## Stated task
Each line containing the word "name" should be found and copied.

___ Listed entries ___

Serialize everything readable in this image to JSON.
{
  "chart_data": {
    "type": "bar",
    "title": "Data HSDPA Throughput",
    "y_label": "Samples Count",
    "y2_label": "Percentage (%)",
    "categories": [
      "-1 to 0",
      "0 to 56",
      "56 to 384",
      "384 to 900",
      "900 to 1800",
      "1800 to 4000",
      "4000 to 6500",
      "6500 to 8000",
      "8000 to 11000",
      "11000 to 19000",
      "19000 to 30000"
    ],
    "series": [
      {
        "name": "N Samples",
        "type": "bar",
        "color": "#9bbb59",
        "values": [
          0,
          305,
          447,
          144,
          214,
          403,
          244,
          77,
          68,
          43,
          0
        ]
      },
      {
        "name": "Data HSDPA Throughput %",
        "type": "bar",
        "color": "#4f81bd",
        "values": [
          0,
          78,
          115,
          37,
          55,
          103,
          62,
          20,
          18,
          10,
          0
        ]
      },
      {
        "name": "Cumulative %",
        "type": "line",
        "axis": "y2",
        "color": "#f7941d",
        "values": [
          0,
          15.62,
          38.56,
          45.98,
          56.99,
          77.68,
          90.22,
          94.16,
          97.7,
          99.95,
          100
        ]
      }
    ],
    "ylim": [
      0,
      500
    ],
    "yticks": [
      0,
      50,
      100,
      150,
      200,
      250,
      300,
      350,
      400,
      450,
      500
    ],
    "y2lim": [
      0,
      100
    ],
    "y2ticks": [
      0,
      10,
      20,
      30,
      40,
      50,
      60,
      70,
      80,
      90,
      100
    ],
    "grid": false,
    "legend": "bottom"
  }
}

___
___ Listed entries ___

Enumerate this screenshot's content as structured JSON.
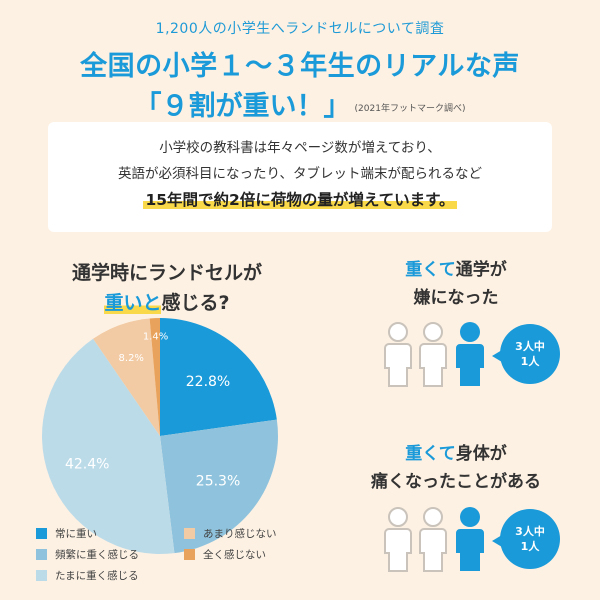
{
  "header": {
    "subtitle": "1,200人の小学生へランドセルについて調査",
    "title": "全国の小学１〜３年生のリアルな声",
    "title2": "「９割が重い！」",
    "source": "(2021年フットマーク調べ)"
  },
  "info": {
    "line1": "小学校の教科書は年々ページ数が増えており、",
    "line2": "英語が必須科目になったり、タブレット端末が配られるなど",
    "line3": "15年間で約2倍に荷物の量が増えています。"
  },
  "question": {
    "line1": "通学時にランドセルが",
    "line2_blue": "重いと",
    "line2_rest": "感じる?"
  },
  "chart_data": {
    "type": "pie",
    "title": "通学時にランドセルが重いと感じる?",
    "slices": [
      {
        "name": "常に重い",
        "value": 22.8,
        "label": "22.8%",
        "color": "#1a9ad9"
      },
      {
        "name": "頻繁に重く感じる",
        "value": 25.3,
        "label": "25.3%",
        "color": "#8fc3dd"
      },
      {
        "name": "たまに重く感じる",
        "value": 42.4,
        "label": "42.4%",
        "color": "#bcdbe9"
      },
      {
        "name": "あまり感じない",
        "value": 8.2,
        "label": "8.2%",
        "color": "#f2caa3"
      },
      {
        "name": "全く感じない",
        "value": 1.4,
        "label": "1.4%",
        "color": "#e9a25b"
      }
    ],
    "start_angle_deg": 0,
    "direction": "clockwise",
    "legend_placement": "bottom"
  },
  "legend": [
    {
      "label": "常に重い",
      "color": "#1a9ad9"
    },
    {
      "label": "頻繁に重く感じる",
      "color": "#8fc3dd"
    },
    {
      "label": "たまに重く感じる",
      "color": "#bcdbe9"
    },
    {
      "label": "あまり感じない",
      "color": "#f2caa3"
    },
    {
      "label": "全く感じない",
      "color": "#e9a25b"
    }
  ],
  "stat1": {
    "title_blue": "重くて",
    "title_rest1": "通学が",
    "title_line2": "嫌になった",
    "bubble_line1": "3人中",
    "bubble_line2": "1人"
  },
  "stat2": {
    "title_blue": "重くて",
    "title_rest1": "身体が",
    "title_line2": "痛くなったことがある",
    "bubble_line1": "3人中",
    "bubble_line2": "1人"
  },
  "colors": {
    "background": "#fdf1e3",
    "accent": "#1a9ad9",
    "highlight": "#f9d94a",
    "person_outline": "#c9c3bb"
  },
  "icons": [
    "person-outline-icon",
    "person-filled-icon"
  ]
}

___

## Solution for this task
        "name": "N Samples",
        "name": "Data HSDPA Throughput %",
        "name": "Cumulative %",
        "name": "常に重い",
        "name": "頻繁に重く感じる",
        "name": "たまに重く感じる",
        "name": "あまり感じない",
        "name": "全く感じない",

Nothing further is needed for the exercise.